**TASK INSTRUCTIONS:**
Where the line holding "Type out the text in this image." appears, start copying, and continue exactly through the last line of the listing, skipping pictures.

**LISTING:**
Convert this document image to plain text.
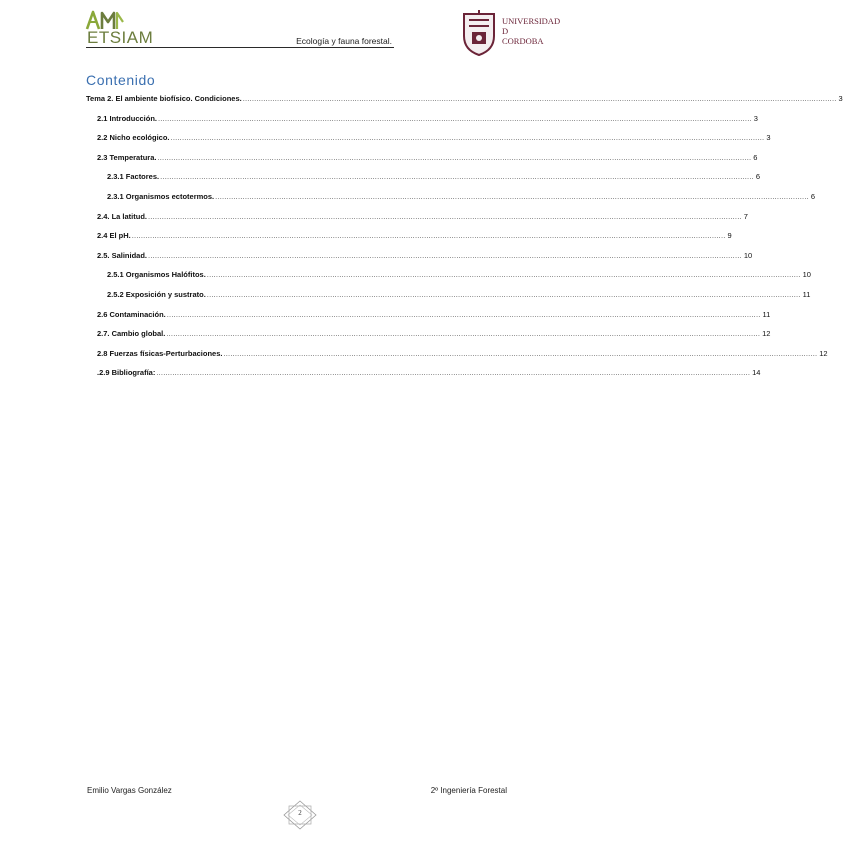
ETSIAM	Ecología y fauna forestal.
UNIVERSIDAD
D
CORDOBA
Contenido
Tema 2. El ambiente biofísico. Condiciones. .................................................................................................................................................................................................................................................................... 3
2.1 Introducción. .................................................................................................................................................................................................................................................................... 3
2.2 Nicho ecológico. .................................................................................................................................................................................................................................................................... 3
2.3 Temperatura. .................................................................................................................................................................................................................................................................... 6
2.3.1 Factores. .................................................................................................................................................................................................................................................................... 6
2.3.1 Organismos ectotermos. .................................................................................................................................................................................................................................................................... 6
2.4. La latitud. .................................................................................................................................................................................................................................................................... 7
2.4 El pH. .................................................................................................................................................................................................................................................................... 9
2.5. Salinidad. .................................................................................................................................................................................................................................................................... 10
2.5.1 Organismos Halófitos. .................................................................................................................................................................................................................................................................... 10
2.5.2 Exposición y sustrato. .................................................................................................................................................................................................................................................................... 11
2.6 Contaminación. .................................................................................................................................................................................................................................................................... 11
2.7. Cambio global. .................................................................................................................................................................................................................................................................... 12
2.8 Fuerzas físicas-Perturbaciones. .................................................................................................................................................................................................................................................................... 12
.2.9 Bibliografía: .................................................................................................................................................................................................................................................................... 14
Emilio Vargas González	2º Ingeniería Forestal
2
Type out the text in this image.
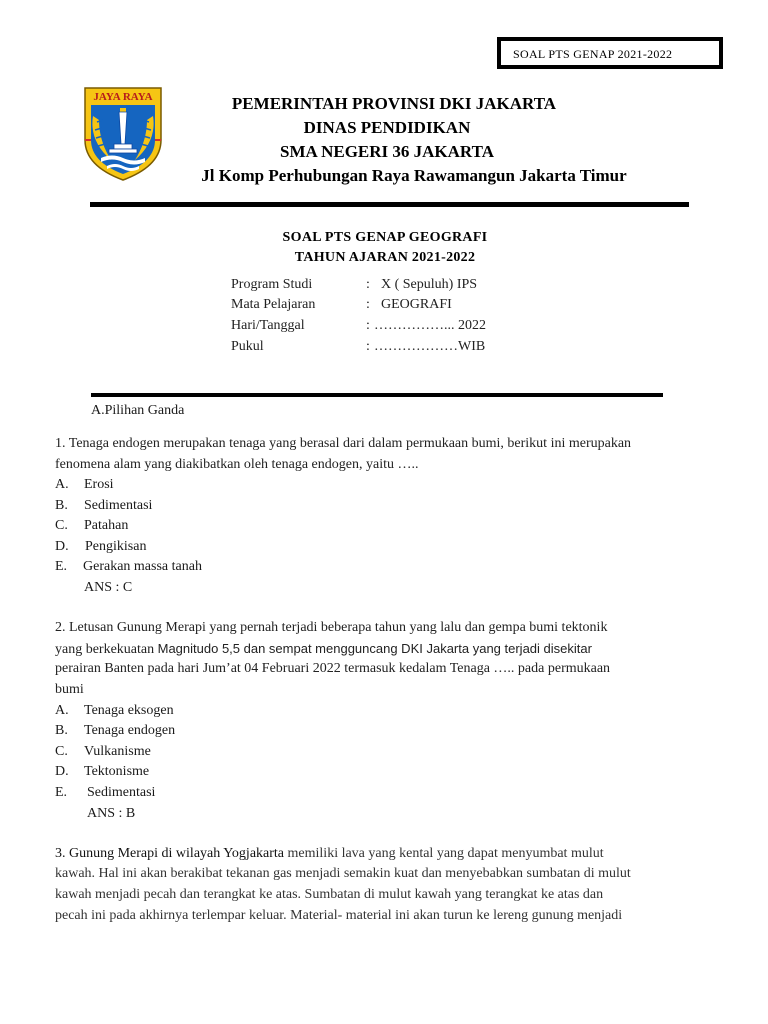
SOAL PTS GENAP 2021-2022
JAYA RAYA	PEMERINTAH PROVINSI DKI JAKARTA
DINAS PENDIDIKAN
SMA NEGERI 36 JAKARTA
Jl Komp Perhubungan Raya Rawamangun Jakarta Timur
SOAL PTS GENAP GEOGRAFI
TAHUN AJARAN 2021-2022
Program Studi	: X ( Sepuluh) IPS
Mata Pelajaran	: GEOGRAFI
Hari/Tanggal	: ……………... 2022
Pukul	: ………………WIB
A.Pilihan Ganda
1. Tenaga endogen merupakan tenaga yang berasal dari dalam permukaan bumi, berikut ini merupakan
fenomena alam yang diakibatkan oleh tenaga endogen, yaitu …..
A. Erosi
B. Sedimentasi
C. Patahan
D. Pengikisan
E. Gerakan massa tanah
ANS : C
2. Letusan Gunung Merapi yang pernah terjadi beberapa tahun yang lalu dan gempa bumi tektonik
yang berkekuatan Magnitudo 5,5 dan sempat mengguncang DKI Jakarta yang terjadi disekitar
perairan Banten pada hari Jum’at 04 Februari 2022 termasuk kedalam Tenaga ….. pada permukaan
bumi
A. Tenaga eksogen
B. Tenaga endogen
C. Vulkanisme
D. Tektonisme
E. Sedimentasi
ANS : B
3. Gunung Merapi di wilayah Yogjakarta memiliki lava yang kental yang dapat menyumbat mulut
kawah. Hal ini akan berakibat tekanan gas menjadi semakin kuat dan menyebabkan sumbatan di mulut
kawah menjadi pecah dan terangkat ke atas. Sumbatan di mulut kawah yang terangkat ke atas dan
pecah ini pada akhirnya terlempar keluar. Material- material ini akan turun ke lereng gunung menjadi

**RESULT FOR THIS EXERCISE:**
Type out the text in this image.
SOAL PTS GENAP 2021-2022
JAYA RAYA	PEMERINTAH PROVINSI DKI JAKARTA
DINAS PENDIDIKAN
SMA NEGERI 36 JAKARTA
Jl Komp Perhubungan Raya Rawamangun Jakarta Timur
SOAL PTS GENAP GEOGRAFI
TAHUN AJARAN 2021-2022
Program Studi	: X ( Sepuluh) IPS
Mata Pelajaran	: GEOGRAFI
Hari/Tanggal	: ……………... 2022
Pukul	: ………………WIB
A.Pilihan Ganda
1. Tenaga endogen merupakan tenaga yang berasal dari dalam permukaan bumi, berikut ini merupakan
fenomena alam yang diakibatkan oleh tenaga endogen, yaitu …..
A. Erosi
B. Sedimentasi
C. Patahan
D. Pengikisan
E. Gerakan massa tanah
ANS : C
2. Letusan Gunung Merapi yang pernah terjadi beberapa tahun yang lalu dan gempa bumi tektonik
yang berkekuatan Magnitudo 5,5 dan sempat mengguncang DKI Jakarta yang terjadi disekitar
perairan Banten pada hari Jum’at 04 Februari 2022 termasuk kedalam Tenaga ….. pada permukaan
bumi
A. Tenaga eksogen
B. Tenaga endogen
C. Vulkanisme
D. Tektonisme
E. Sedimentasi
ANS : B
3. Gunung Merapi di wilayah Yogjakarta memiliki lava yang kental yang dapat menyumbat mulut
kawah. Hal ini akan berakibat tekanan gas menjadi semakin kuat dan menyebabkan sumbatan di mulut
kawah menjadi pecah dan terangkat ke atas. Sumbatan di mulut kawah yang terangkat ke atas dan
pecah ini pada akhirnya terlempar keluar. Material- material ini akan turun ke lereng gunung menjadi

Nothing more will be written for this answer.